▶ Required task: Your task is to repeat the entries exactly. Leave the pictures out.

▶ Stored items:
********

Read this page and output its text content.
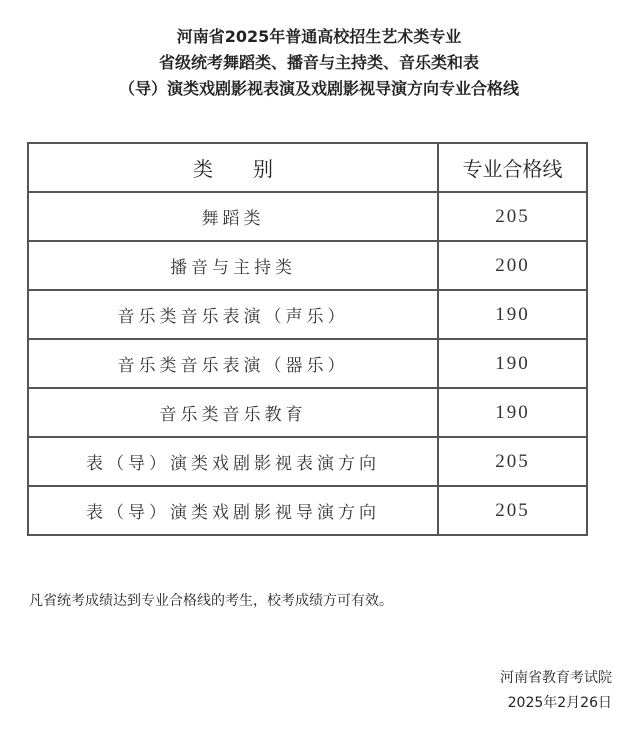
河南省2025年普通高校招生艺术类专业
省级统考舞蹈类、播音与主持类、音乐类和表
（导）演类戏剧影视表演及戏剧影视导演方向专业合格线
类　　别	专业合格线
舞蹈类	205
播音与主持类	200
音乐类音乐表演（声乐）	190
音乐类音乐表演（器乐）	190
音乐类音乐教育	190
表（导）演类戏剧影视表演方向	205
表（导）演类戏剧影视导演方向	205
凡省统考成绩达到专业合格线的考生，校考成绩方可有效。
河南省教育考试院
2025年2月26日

********

▶ Complete answer:
Read this page and output its text content.
河南省2025年普通高校招生艺术类专业
省级统考舞蹈类、播音与主持类、音乐类和表
（导）演类戏剧影视表演及戏剧影视导演方向专业合格线
类　　别	专业合格线
舞蹈类	205
播音与主持类	200
音乐类音乐表演（声乐）	190
音乐类音乐表演（器乐）	190
音乐类音乐教育	190
表（导）演类戏剧影视表演方向	205
表（导）演类戏剧影视导演方向	205
凡省统考成绩达到专业合格线的考生，校考成绩方可有效。
河南省教育考试院
2025年2月26日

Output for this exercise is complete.